##### Records for this task #####
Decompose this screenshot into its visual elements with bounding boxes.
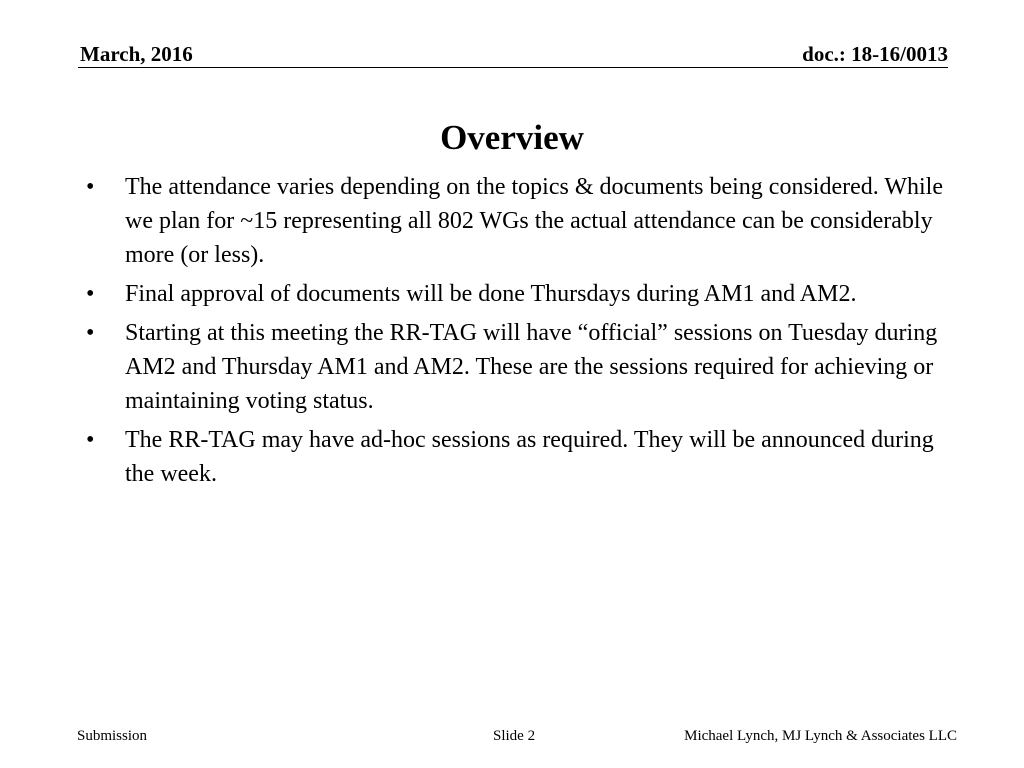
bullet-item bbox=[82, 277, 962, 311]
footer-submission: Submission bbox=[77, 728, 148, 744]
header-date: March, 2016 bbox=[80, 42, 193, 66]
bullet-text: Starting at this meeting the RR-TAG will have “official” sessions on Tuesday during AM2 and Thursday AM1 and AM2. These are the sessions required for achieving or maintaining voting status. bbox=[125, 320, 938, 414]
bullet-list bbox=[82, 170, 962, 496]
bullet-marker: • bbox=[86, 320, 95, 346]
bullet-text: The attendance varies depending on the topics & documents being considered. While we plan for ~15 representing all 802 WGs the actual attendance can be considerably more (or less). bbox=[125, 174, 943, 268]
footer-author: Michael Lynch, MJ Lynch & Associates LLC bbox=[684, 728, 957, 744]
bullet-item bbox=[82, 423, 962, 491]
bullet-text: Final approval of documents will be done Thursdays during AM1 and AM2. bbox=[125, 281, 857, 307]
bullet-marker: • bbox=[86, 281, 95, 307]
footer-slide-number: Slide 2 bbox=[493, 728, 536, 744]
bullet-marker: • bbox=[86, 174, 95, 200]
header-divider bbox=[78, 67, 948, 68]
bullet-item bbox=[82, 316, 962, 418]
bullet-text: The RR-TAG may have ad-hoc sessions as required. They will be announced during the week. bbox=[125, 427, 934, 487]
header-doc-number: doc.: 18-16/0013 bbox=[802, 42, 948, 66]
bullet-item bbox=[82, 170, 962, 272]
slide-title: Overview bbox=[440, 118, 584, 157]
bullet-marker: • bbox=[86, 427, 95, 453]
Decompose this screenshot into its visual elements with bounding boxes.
#####
##### Records for this task #####
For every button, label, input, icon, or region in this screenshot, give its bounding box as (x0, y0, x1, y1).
#####
List every line in the items above that contains the word "have".

bullet-text: Starting at this meeting the RR-TAG will have “official” sessions on Tuesday during AM2 and Thursday AM1 and AM2. These are the sessions required for achieving or maintaining voting status. bbox=[125, 320, 938, 414]
bullet-text: The RR-TAG may have ad-hoc sessions as required. They will be announced during the week. bbox=[125, 427, 934, 487]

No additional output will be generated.